++++ Provided records ++++

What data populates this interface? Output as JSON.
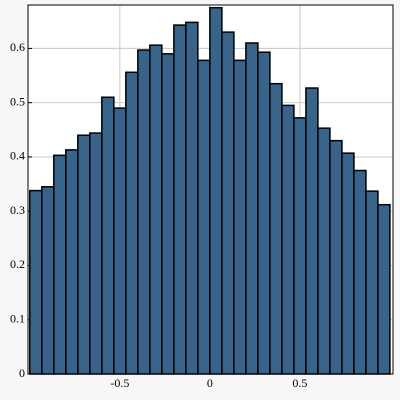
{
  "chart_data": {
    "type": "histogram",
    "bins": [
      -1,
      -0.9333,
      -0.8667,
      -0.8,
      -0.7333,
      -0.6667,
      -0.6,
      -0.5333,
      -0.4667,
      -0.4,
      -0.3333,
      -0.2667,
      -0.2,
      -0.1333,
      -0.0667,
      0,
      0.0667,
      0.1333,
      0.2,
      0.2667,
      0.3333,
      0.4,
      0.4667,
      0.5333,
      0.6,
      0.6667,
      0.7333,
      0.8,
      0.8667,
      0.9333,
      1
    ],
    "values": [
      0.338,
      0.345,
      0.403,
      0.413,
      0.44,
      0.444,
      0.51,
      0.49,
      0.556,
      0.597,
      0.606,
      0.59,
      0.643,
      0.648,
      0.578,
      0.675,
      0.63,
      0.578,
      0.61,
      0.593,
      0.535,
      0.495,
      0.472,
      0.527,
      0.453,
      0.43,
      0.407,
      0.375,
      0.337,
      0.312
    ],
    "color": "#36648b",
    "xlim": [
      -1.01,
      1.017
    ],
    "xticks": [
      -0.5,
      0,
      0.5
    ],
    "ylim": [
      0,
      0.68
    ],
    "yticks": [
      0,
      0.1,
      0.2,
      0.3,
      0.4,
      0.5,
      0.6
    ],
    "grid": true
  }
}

++++

§ **Given exercise**
Every record above should come back exactly, but without its pictures.

§ **Reply to the exercise**
What data populates this interface? Output as JSON.
{
  "chart_data": {
    "type": "histogram",
    "bins": [
      -1,
      -0.9333,
      -0.8667,
      -0.8,
      -0.7333,
      -0.6667,
      -0.6,
      -0.5333,
      -0.4667,
      -0.4,
      -0.3333,
      -0.2667,
      -0.2,
      -0.1333,
      -0.0667,
      0,
      0.0667,
      0.1333,
      0.2,
      0.2667,
      0.3333,
      0.4,
      0.4667,
      0.5333,
      0.6,
      0.6667,
      0.7333,
      0.8,
      0.8667,
      0.9333,
      1
    ],
    "values": [
      0.338,
      0.345,
      0.403,
      0.413,
      0.44,
      0.444,
      0.51,
      0.49,
      0.556,
      0.597,
      0.606,
      0.59,
      0.643,
      0.648,
      0.578,
      0.675,
      0.63,
      0.578,
      0.61,
      0.593,
      0.535,
      0.495,
      0.472,
      0.527,
      0.453,
      0.43,
      0.407,
      0.375,
      0.337,
      0.312
    ],
    "color": "#36648b",
    "xlim": [
      -1.01,
      1.017
    ],
    "xticks": [
      -0.5,
      0,
      0.5
    ],
    "ylim": [
      0,
      0.68
    ],
    "yticks": [
      0,
      0.1,
      0.2,
      0.3,
      0.4,
      0.5,
      0.6
    ],
    "grid": true
  }
}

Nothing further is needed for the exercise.